### Exercise goal
Print the data exactly as it is given, please.

### Entries
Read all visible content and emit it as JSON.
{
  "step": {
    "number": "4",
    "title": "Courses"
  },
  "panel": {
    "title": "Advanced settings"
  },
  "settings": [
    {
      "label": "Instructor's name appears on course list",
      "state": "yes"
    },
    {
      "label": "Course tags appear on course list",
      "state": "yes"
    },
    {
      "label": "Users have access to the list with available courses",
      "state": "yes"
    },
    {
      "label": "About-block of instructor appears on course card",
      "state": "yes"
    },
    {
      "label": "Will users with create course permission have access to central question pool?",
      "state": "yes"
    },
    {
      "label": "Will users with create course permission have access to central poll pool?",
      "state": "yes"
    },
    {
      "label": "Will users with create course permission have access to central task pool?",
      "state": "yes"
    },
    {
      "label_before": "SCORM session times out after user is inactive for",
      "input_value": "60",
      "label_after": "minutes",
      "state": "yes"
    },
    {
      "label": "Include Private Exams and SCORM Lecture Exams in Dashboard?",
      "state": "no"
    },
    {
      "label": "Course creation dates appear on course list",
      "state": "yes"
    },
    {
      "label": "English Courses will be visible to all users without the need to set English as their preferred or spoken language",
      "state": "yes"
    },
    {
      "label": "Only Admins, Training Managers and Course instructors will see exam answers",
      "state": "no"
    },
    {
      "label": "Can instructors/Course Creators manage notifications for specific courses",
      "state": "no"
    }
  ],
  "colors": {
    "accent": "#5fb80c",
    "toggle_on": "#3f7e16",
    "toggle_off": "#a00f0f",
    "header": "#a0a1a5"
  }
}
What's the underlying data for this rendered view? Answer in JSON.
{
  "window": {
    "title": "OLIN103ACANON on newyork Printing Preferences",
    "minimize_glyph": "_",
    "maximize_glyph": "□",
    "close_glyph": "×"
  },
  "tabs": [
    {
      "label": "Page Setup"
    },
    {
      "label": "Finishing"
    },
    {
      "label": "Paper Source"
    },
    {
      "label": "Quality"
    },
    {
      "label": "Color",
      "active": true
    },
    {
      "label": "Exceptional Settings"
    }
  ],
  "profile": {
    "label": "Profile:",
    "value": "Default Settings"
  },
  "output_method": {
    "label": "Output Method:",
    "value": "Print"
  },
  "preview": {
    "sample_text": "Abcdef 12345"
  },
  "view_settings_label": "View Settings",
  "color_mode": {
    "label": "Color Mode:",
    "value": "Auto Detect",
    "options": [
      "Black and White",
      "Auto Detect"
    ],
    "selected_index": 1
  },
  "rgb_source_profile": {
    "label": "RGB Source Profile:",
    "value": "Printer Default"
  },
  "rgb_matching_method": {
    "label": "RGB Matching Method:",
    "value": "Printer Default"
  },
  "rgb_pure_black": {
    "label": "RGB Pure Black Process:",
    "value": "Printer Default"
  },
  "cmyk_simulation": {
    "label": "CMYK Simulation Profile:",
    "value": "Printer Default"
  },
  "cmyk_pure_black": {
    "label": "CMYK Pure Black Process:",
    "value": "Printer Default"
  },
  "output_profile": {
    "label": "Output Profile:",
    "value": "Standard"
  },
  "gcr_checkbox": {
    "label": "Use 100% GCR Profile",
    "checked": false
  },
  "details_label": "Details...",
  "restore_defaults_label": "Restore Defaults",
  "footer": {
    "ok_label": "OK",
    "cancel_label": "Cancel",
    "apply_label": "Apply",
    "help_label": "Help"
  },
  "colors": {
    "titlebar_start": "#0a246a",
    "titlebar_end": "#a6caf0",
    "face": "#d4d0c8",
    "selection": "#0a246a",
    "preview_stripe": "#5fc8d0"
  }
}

### Output of the exercise
Read all visible content and emit it as JSON.
{
  "step": {
    "number": "4",
    "title": "Courses"
  },
  "panel": {
    "title": "Advanced settings"
  },
  "settings": [
    {
      "label": "Instructor's name appears on course list",
      "state": "yes"
    },
    {
      "label": "Course tags appear on course list",
      "state": "yes"
    },
    {
      "label": "Users have access to the list with available courses",
      "state": "yes"
    },
    {
      "label": "About-block of instructor appears on course card",
      "state": "yes"
    },
    {
      "label": "Will users with create course permission have access to central question pool?",
      "state": "yes"
    },
    {
      "label": "Will users with create course permission have access to central poll pool?",
      "state": "yes"
    },
    {
      "label": "Will users with create course permission have access to central task pool?",
      "state": "yes"
    },
    {
      "label_before": "SCORM session times out after user is inactive for",
      "input_value": "60",
      "label_after": "minutes",
      "state": "yes"
    },
    {
      "label": "Include Private Exams and SCORM Lecture Exams in Dashboard?",
      "state": "no"
    },
    {
      "label": "Course creation dates appear on course list",
      "state": "yes"
    },
    {
      "label": "English Courses will be visible to all users without the need to set English as their preferred or spoken language",
      "state": "yes"
    },
    {
      "label": "Only Admins, Training Managers and Course instructors will see exam answers",
      "state": "no"
    },
    {
      "label": "Can instructors/Course Creators manage notifications for specific courses",
      "state": "no"
    }
  ],
  "colors": {
    "accent": "#5fb80c",
    "toggle_on": "#3f7e16",
    "toggle_off": "#a00f0f",
    "header": "#a0a1a5"
  }
}
What's the underlying data for this rendered view? Answer in JSON.
{
  "window": {
    "title": "OLIN103ACANON on newyork Printing Preferences",
    "minimize_glyph": "_",
    "maximize_glyph": "□",
    "close_glyph": "×"
  },
  "tabs": [
    {
      "label": "Page Setup"
    },
    {
      "label": "Finishing"
    },
    {
      "label": "Paper Source"
    },
    {
      "label": "Quality"
    },
    {
      "label": "Color",
      "active": true
    },
    {
      "label": "Exceptional Settings"
    }
  ],
  "profile": {
    "label": "Profile:",
    "value": "Default Settings"
  },
  "output_method": {
    "label": "Output Method:",
    "value": "Print"
  },
  "preview": {
    "sample_text": "Abcdef 12345"
  },
  "view_settings_label": "View Settings",
  "color_mode": {
    "label": "Color Mode:",
    "value": "Auto Detect",
    "options": [
      "Black and White",
      "Auto Detect"
    ],
    "selected_index": 1
  },
  "rgb_source_profile": {
    "label": "RGB Source Profile:",
    "value": "Printer Default"
  },
  "rgb_matching_method": {
    "label": "RGB Matching Method:",
    "value": "Printer Default"
  },
  "rgb_pure_black": {
    "label": "RGB Pure Black Process:",
    "value": "Printer Default"
  },
  "cmyk_simulation": {
    "label": "CMYK Simulation Profile:",
    "value": "Printer Default"
  },
  "cmyk_pure_black": {
    "label": "CMYK Pure Black Process:",
    "value": "Printer Default"
  },
  "output_profile": {
    "label": "Output Profile:",
    "value": "Standard"
  },
  "gcr_checkbox": {
    "label": "Use 100% GCR Profile",
    "checked": false
  },
  "details_label": "Details...",
  "restore_defaults_label": "Restore Defaults",
  "footer": {
    "ok_label": "OK",
    "cancel_label": "Cancel",
    "apply_label": "Apply",
    "help_label": "Help"
  },
  "colors": {
    "titlebar_start": "#0a246a",
    "titlebar_end": "#a6caf0",
    "face": "#d4d0c8",
    "selection": "#0a246a",
    "preview_stripe": "#5fc8d0"
  }
}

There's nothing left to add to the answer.